> **Set exercise**: Go through the material and write it all out exactly, minus the pictures.

> **Supplied information**:
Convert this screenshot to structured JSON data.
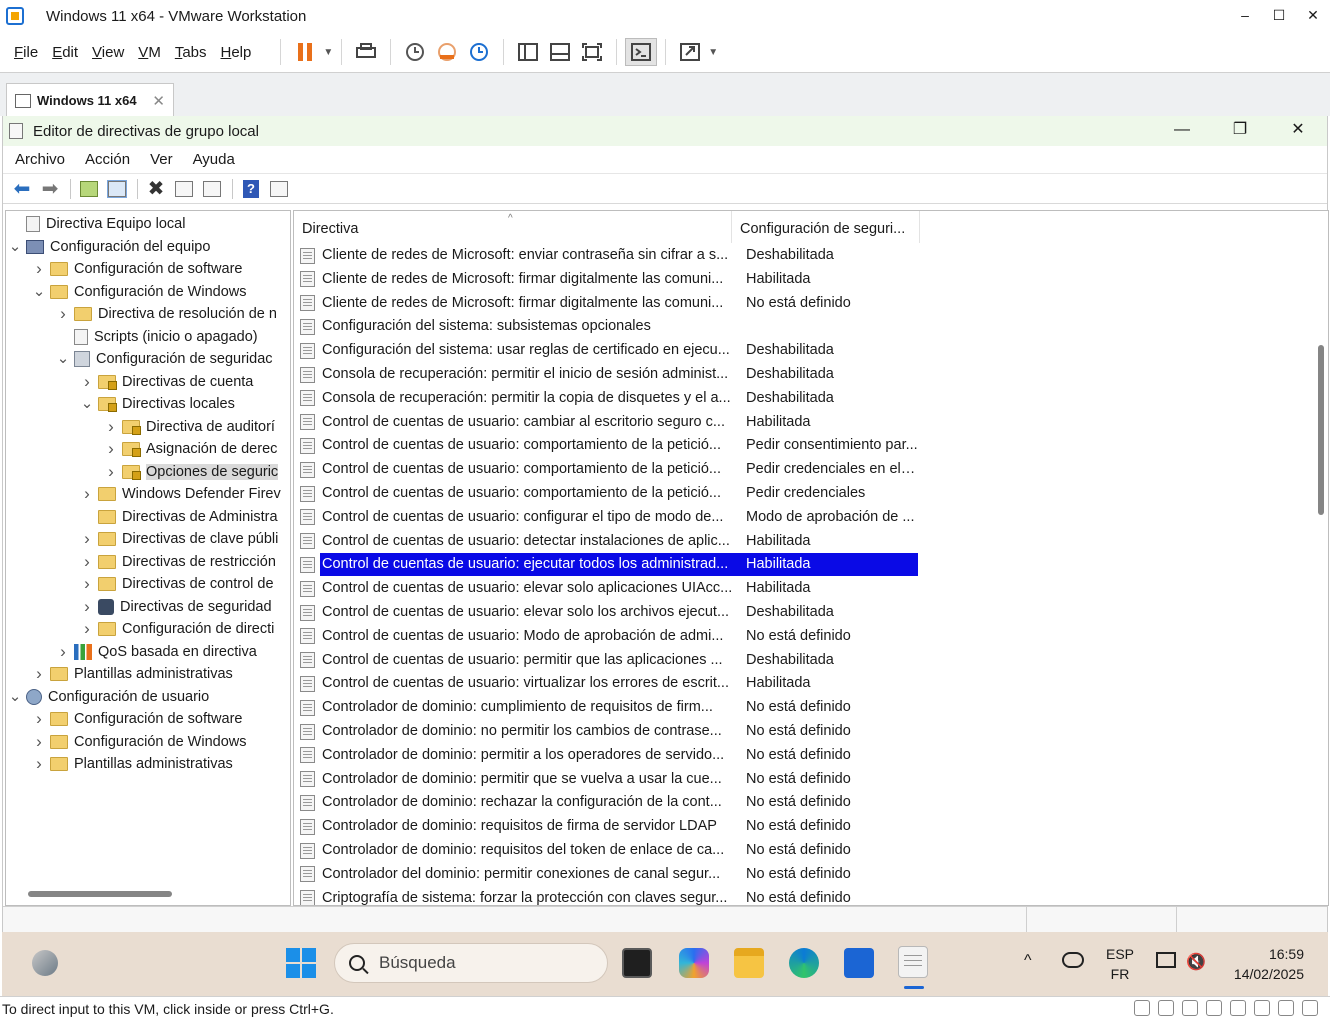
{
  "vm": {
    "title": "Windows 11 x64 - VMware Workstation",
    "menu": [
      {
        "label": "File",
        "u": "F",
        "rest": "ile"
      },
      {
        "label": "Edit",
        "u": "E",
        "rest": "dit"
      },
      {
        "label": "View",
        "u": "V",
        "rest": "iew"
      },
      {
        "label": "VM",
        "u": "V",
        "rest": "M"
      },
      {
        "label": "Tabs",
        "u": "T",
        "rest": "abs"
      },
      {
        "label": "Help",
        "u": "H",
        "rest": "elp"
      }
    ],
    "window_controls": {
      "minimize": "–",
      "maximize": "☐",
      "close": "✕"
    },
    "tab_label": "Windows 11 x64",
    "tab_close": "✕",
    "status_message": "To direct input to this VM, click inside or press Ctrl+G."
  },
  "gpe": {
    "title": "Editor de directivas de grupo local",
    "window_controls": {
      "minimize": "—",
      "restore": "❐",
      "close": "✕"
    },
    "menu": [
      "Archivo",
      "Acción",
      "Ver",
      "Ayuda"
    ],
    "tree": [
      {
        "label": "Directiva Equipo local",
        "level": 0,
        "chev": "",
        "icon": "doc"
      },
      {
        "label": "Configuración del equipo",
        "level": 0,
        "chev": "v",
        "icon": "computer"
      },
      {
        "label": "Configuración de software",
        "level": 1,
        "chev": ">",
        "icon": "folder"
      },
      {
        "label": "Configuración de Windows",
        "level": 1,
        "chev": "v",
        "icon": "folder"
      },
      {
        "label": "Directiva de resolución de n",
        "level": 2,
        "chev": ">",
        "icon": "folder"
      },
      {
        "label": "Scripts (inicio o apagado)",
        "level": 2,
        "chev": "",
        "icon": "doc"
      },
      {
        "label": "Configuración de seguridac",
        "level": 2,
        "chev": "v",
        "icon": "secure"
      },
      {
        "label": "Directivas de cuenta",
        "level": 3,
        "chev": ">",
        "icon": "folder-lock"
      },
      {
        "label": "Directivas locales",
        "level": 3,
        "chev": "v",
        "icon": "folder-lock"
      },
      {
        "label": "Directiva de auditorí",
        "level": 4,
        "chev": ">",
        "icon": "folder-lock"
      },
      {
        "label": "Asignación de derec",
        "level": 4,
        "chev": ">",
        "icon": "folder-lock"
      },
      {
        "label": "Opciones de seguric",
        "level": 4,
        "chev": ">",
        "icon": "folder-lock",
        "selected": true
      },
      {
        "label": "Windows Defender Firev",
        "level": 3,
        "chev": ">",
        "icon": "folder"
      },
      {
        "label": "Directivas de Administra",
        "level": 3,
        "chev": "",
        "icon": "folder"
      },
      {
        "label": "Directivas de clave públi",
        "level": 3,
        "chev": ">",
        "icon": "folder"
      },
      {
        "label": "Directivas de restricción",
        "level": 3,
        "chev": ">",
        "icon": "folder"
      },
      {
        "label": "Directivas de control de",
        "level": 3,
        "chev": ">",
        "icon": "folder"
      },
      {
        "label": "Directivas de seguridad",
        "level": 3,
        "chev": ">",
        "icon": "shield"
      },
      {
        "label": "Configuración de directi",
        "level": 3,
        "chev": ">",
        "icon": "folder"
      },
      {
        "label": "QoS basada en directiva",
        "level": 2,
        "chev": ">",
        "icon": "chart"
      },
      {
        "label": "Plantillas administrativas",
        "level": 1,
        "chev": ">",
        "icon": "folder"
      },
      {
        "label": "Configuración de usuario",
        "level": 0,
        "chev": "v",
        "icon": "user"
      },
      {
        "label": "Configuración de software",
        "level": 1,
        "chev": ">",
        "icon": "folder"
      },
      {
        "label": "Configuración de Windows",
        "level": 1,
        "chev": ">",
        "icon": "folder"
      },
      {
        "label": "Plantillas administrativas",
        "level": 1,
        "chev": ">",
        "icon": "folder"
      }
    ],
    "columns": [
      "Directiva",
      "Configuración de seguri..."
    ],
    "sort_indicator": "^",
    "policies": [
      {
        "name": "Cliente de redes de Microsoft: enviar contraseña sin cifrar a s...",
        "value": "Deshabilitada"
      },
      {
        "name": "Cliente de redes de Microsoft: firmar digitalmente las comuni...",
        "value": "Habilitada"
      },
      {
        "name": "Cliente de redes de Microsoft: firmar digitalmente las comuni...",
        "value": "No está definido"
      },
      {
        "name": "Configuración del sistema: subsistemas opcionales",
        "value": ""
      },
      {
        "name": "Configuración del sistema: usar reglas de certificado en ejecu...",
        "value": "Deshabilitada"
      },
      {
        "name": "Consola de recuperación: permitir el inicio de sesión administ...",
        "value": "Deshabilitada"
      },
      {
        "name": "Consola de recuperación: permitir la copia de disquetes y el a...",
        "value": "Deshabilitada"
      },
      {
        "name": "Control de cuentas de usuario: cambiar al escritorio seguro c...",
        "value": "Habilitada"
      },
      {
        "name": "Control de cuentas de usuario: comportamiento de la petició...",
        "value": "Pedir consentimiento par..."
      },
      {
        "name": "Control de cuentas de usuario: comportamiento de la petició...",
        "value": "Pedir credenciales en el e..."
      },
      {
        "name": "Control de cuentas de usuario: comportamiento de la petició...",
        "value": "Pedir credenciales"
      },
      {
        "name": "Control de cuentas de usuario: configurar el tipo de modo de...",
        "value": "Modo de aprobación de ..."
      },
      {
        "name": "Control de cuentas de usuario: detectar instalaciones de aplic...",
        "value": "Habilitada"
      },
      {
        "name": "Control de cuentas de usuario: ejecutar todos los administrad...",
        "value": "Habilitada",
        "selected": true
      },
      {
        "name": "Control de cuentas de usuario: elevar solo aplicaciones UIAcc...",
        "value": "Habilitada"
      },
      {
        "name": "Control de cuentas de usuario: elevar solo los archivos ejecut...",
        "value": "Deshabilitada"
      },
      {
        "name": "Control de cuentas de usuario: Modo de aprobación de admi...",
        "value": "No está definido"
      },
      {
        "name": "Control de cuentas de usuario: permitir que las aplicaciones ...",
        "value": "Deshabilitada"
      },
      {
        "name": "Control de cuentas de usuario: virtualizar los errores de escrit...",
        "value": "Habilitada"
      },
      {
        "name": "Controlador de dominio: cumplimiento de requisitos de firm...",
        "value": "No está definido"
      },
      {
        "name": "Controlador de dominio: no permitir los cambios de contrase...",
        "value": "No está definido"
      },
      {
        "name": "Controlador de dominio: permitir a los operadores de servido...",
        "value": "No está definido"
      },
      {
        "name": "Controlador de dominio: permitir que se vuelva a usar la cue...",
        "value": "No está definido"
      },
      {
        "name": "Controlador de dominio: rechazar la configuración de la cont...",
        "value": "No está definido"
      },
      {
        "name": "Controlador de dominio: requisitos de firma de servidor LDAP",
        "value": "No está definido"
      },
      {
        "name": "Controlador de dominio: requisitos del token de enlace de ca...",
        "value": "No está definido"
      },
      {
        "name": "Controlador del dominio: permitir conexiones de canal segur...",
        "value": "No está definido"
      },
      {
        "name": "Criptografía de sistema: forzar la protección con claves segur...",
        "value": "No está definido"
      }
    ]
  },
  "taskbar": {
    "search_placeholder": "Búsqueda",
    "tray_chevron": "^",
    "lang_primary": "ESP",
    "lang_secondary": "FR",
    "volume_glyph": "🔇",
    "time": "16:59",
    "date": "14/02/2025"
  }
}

> **Output for this task**:
Convert this screenshot to structured JSON data.
{
  "vm": {
    "title": "Windows 11 x64 - VMware Workstation",
    "menu": [
      {
        "label": "File",
        "u": "F",
        "rest": "ile"
      },
      {
        "label": "Edit",
        "u": "E",
        "rest": "dit"
      },
      {
        "label": "View",
        "u": "V",
        "rest": "iew"
      },
      {
        "label": "VM",
        "u": "V",
        "rest": "M"
      },
      {
        "label": "Tabs",
        "u": "T",
        "rest": "abs"
      },
      {
        "label": "Help",
        "u": "H",
        "rest": "elp"
      }
    ],
    "window_controls": {
      "minimize": "–",
      "maximize": "☐",
      "close": "✕"
    },
    "tab_label": "Windows 11 x64",
    "tab_close": "✕",
    "status_message": "To direct input to this VM, click inside or press Ctrl+G."
  },
  "gpe": {
    "title": "Editor de directivas de grupo local",
    "window_controls": {
      "minimize": "—",
      "restore": "❐",
      "close": "✕"
    },
    "menu": [
      "Archivo",
      "Acción",
      "Ver",
      "Ayuda"
    ],
    "tree": [
      {
        "label": "Directiva Equipo local",
        "level": 0,
        "chev": "",
        "icon": "doc"
      },
      {
        "label": "Configuración del equipo",
        "level": 0,
        "chev": "v",
        "icon": "computer"
      },
      {
        "label": "Configuración de software",
        "level": 1,
        "chev": ">",
        "icon": "folder"
      },
      {
        "label": "Configuración de Windows",
        "level": 1,
        "chev": "v",
        "icon": "folder"
      },
      {
        "label": "Directiva de resolución de n",
        "level": 2,
        "chev": ">",
        "icon": "folder"
      },
      {
        "label": "Scripts (inicio o apagado)",
        "level": 2,
        "chev": "",
        "icon": "doc"
      },
      {
        "label": "Configuración de seguridac",
        "level": 2,
        "chev": "v",
        "icon": "secure"
      },
      {
        "label": "Directivas de cuenta",
        "level": 3,
        "chev": ">",
        "icon": "folder-lock"
      },
      {
        "label": "Directivas locales",
        "level": 3,
        "chev": "v",
        "icon": "folder-lock"
      },
      {
        "label": "Directiva de auditorí",
        "level": 4,
        "chev": ">",
        "icon": "folder-lock"
      },
      {
        "label": "Asignación de derec",
        "level": 4,
        "chev": ">",
        "icon": "folder-lock"
      },
      {
        "label": "Opciones de seguric",
        "level": 4,
        "chev": ">",
        "icon": "folder-lock",
        "selected": true
      },
      {
        "label": "Windows Defender Firev",
        "level": 3,
        "chev": ">",
        "icon": "folder"
      },
      {
        "label": "Directivas de Administra",
        "level": 3,
        "chev": "",
        "icon": "folder"
      },
      {
        "label": "Directivas de clave públi",
        "level": 3,
        "chev": ">",
        "icon": "folder"
      },
      {
        "label": "Directivas de restricción",
        "level": 3,
        "chev": ">",
        "icon": "folder"
      },
      {
        "label": "Directivas de control de",
        "level": 3,
        "chev": ">",
        "icon": "folder"
      },
      {
        "label": "Directivas de seguridad",
        "level": 3,
        "chev": ">",
        "icon": "shield"
      },
      {
        "label": "Configuración de directi",
        "level": 3,
        "chev": ">",
        "icon": "folder"
      },
      {
        "label": "QoS basada en directiva",
        "level": 2,
        "chev": ">",
        "icon": "chart"
      },
      {
        "label": "Plantillas administrativas",
        "level": 1,
        "chev": ">",
        "icon": "folder"
      },
      {
        "label": "Configuración de usuario",
        "level": 0,
        "chev": "v",
        "icon": "user"
      },
      {
        "label": "Configuración de software",
        "level": 1,
        "chev": ">",
        "icon": "folder"
      },
      {
        "label": "Configuración de Windows",
        "level": 1,
        "chev": ">",
        "icon": "folder"
      },
      {
        "label": "Plantillas administrativas",
        "level": 1,
        "chev": ">",
        "icon": "folder"
      }
    ],
    "columns": [
      "Directiva",
      "Configuración de seguri..."
    ],
    "sort_indicator": "^",
    "policies": [
      {
        "name": "Cliente de redes de Microsoft: enviar contraseña sin cifrar a s...",
        "value": "Deshabilitada"
      },
      {
        "name": "Cliente de redes de Microsoft: firmar digitalmente las comuni...",
        "value": "Habilitada"
      },
      {
        "name": "Cliente de redes de Microsoft: firmar digitalmente las comuni...",
        "value": "No está definido"
      },
      {
        "name": "Configuración del sistema: subsistemas opcionales",
        "value": ""
      },
      {
        "name": "Configuración del sistema: usar reglas de certificado en ejecu...",
        "value": "Deshabilitada"
      },
      {
        "name": "Consola de recuperación: permitir el inicio de sesión administ...",
        "value": "Deshabilitada"
      },
      {
        "name": "Consola de recuperación: permitir la copia de disquetes y el a...",
        "value": "Deshabilitada"
      },
      {
        "name": "Control de cuentas de usuario: cambiar al escritorio seguro c...",
        "value": "Habilitada"
      },
      {
        "name": "Control de cuentas de usuario: comportamiento de la petició...",
        "value": "Pedir consentimiento par..."
      },
      {
        "name": "Control de cuentas de usuario: comportamiento de la petició...",
        "value": "Pedir credenciales en el e..."
      },
      {
        "name": "Control de cuentas de usuario: comportamiento de la petició...",
        "value": "Pedir credenciales"
      },
      {
        "name": "Control de cuentas de usuario: configurar el tipo de modo de...",
        "value": "Modo de aprobación de ..."
      },
      {
        "name": "Control de cuentas de usuario: detectar instalaciones de aplic...",
        "value": "Habilitada"
      },
      {
        "name": "Control de cuentas de usuario: ejecutar todos los administrad...",
        "value": "Habilitada",
        "selected": true
      },
      {
        "name": "Control de cuentas de usuario: elevar solo aplicaciones UIAcc...",
        "value": "Habilitada"
      },
      {
        "name": "Control de cuentas de usuario: elevar solo los archivos ejecut...",
        "value": "Deshabilitada"
      },
      {
        "name": "Control de cuentas de usuario: Modo de aprobación de admi...",
        "value": "No está definido"
      },
      {
        "name": "Control de cuentas de usuario: permitir que las aplicaciones ...",
        "value": "Deshabilitada"
      },
      {
        "name": "Control de cuentas de usuario: virtualizar los errores de escrit...",
        "value": "Habilitada"
      },
      {
        "name": "Controlador de dominio: cumplimiento de requisitos de firm...",
        "value": "No está definido"
      },
      {
        "name": "Controlador de dominio: no permitir los cambios de contrase...",
        "value": "No está definido"
      },
      {
        "name": "Controlador de dominio: permitir a los operadores de servido...",
        "value": "No está definido"
      },
      {
        "name": "Controlador de dominio: permitir que se vuelva a usar la cue...",
        "value": "No está definido"
      },
      {
        "name": "Controlador de dominio: rechazar la configuración de la cont...",
        "value": "No está definido"
      },
      {
        "name": "Controlador de dominio: requisitos de firma de servidor LDAP",
        "value": "No está definido"
      },
      {
        "name": "Controlador de dominio: requisitos del token de enlace de ca...",
        "value": "No está definido"
      },
      {
        "name": "Controlador del dominio: permitir conexiones de canal segur...",
        "value": "No está definido"
      },
      {
        "name": "Criptografía de sistema: forzar la protección con claves segur...",
        "value": "No está definido"
      }
    ]
  },
  "taskbar": {
    "search_placeholder": "Búsqueda",
    "tray_chevron": "^",
    "lang_primary": "ESP",
    "lang_secondary": "FR",
    "volume_glyph": "🔇",
    "time": "16:59",
    "date": "14/02/2025"
  }
}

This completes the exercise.